Collected data entries:

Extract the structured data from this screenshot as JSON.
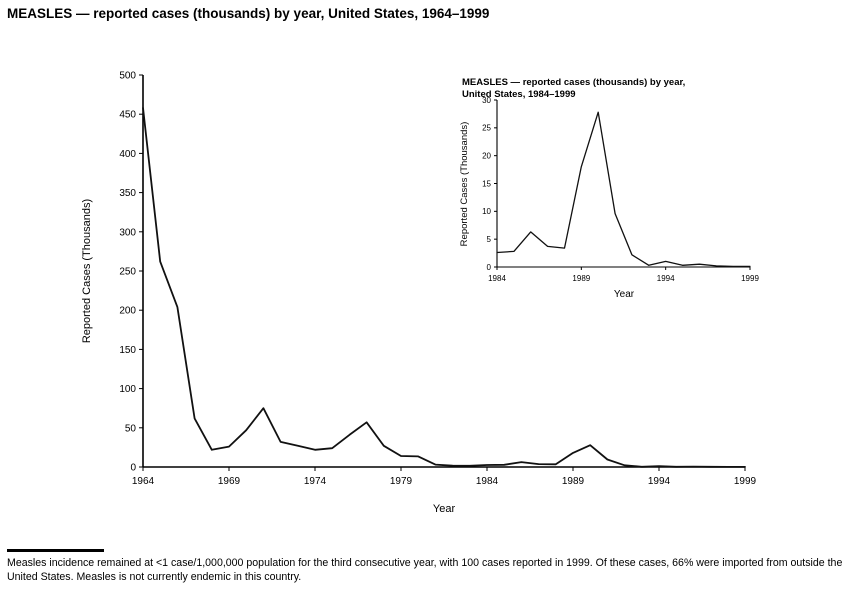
{
  "page": {
    "footnote": "Measles incidence remained at <1 case/1,000,000 population for the third consecutive year, with 100 cases reported in 1999. Of these cases, 66% were imported from outside the United States. Measles is not currently endemic in this country."
  },
  "line_color": "#111111",
  "chart_data": [
    {
      "id": "main",
      "type": "line",
      "title": "MEASLES — reported cases (thousands) by year, United States, 1964–1999",
      "xlabel": "Year",
      "ylabel": "Reported Cases (Thousands)",
      "xlim": [
        1964,
        1999
      ],
      "ylim": [
        0,
        500
      ],
      "x_ticks": [
        1964,
        1969,
        1974,
        1979,
        1984,
        1989,
        1994,
        1999
      ],
      "y_ticks": [
        0,
        50,
        100,
        150,
        200,
        250,
        300,
        350,
        400,
        450,
        500
      ],
      "grid": false,
      "legend": null,
      "x": [
        1964,
        1965,
        1966,
        1967,
        1968,
        1969,
        1970,
        1971,
        1972,
        1973,
        1974,
        1975,
        1976,
        1977,
        1978,
        1979,
        1980,
        1981,
        1982,
        1983,
        1984,
        1985,
        1986,
        1987,
        1988,
        1989,
        1990,
        1991,
        1992,
        1993,
        1994,
        1995,
        1996,
        1997,
        1998,
        1999
      ],
      "values": [
        458,
        262,
        204,
        62,
        22,
        26,
        47,
        75,
        32,
        27,
        22,
        24,
        41,
        57,
        27,
        14,
        13.5,
        3.1,
        1.7,
        1.5,
        2.6,
        2.8,
        6.3,
        3.7,
        3.4,
        18,
        27.8,
        9.6,
        2.2,
        0.3,
        1,
        0.3,
        0.5,
        0.2,
        0.1,
        0.1
      ]
    },
    {
      "id": "inset",
      "type": "line",
      "title_lines": [
        "MEASLES — reported cases (thousands) by year,",
        "United States, 1984–1999"
      ],
      "xlabel": "Year",
      "ylabel": "Reported Cases (Thousands)",
      "xlim": [
        1984,
        1999
      ],
      "ylim": [
        0,
        30
      ],
      "x_ticks": [
        1984,
        1989,
        1994,
        1999
      ],
      "y_ticks": [
        0,
        5,
        10,
        15,
        20,
        25,
        30
      ],
      "grid": false,
      "legend": null,
      "x": [
        1984,
        1985,
        1986,
        1987,
        1988,
        1989,
        1990,
        1991,
        1992,
        1993,
        1994,
        1995,
        1996,
        1997,
        1998,
        1999
      ],
      "values": [
        2.6,
        2.8,
        6.3,
        3.7,
        3.4,
        18,
        27.8,
        9.6,
        2.2,
        0.3,
        1,
        0.3,
        0.5,
        0.2,
        0.1,
        0.1
      ]
    }
  ]
}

Written request:
Copy each line above precisely, dropping the pictures.

Problem solution:
Extract the structured data from this screenshot as JSON.
{
  "page": {
    "footnote": "Measles incidence remained at <1 case/1,000,000 population for the third consecutive year, with 100 cases reported in 1999. Of these cases, 66% were imported from outside the United States. Measles is not currently endemic in this country."
  },
  "line_color": "#111111",
  "chart_data": [
    {
      "id": "main",
      "type": "line",
      "title": "MEASLES — reported cases (thousands) by year, United States, 1964–1999",
      "xlabel": "Year",
      "ylabel": "Reported Cases (Thousands)",
      "xlim": [
        1964,
        1999
      ],
      "ylim": [
        0,
        500
      ],
      "x_ticks": [
        1964,
        1969,
        1974,
        1979,
        1984,
        1989,
        1994,
        1999
      ],
      "y_ticks": [
        0,
        50,
        100,
        150,
        200,
        250,
        300,
        350,
        400,
        450,
        500
      ],
      "grid": false,
      "legend": null,
      "x": [
        1964,
        1965,
        1966,
        1967,
        1968,
        1969,
        1970,
        1971,
        1972,
        1973,
        1974,
        1975,
        1976,
        1977,
        1978,
        1979,
        1980,
        1981,
        1982,
        1983,
        1984,
        1985,
        1986,
        1987,
        1988,
        1989,
        1990,
        1991,
        1992,
        1993,
        1994,
        1995,
        1996,
        1997,
        1998,
        1999
      ],
      "values": [
        458,
        262,
        204,
        62,
        22,
        26,
        47,
        75,
        32,
        27,
        22,
        24,
        41,
        57,
        27,
        14,
        13.5,
        3.1,
        1.7,
        1.5,
        2.6,
        2.8,
        6.3,
        3.7,
        3.4,
        18,
        27.8,
        9.6,
        2.2,
        0.3,
        1,
        0.3,
        0.5,
        0.2,
        0.1,
        0.1
      ]
    },
    {
      "id": "inset",
      "type": "line",
      "title_lines": [
        "MEASLES — reported cases (thousands) by year,",
        "United States, 1984–1999"
      ],
      "xlabel": "Year",
      "ylabel": "Reported Cases (Thousands)",
      "xlim": [
        1984,
        1999
      ],
      "ylim": [
        0,
        30
      ],
      "x_ticks": [
        1984,
        1989,
        1994,
        1999
      ],
      "y_ticks": [
        0,
        5,
        10,
        15,
        20,
        25,
        30
      ],
      "grid": false,
      "legend": null,
      "x": [
        1984,
        1985,
        1986,
        1987,
        1988,
        1989,
        1990,
        1991,
        1992,
        1993,
        1994,
        1995,
        1996,
        1997,
        1998,
        1999
      ],
      "values": [
        2.6,
        2.8,
        6.3,
        3.7,
        3.4,
        18,
        27.8,
        9.6,
        2.2,
        0.3,
        1,
        0.3,
        0.5,
        0.2,
        0.1,
        0.1
      ]
    }
  ]
}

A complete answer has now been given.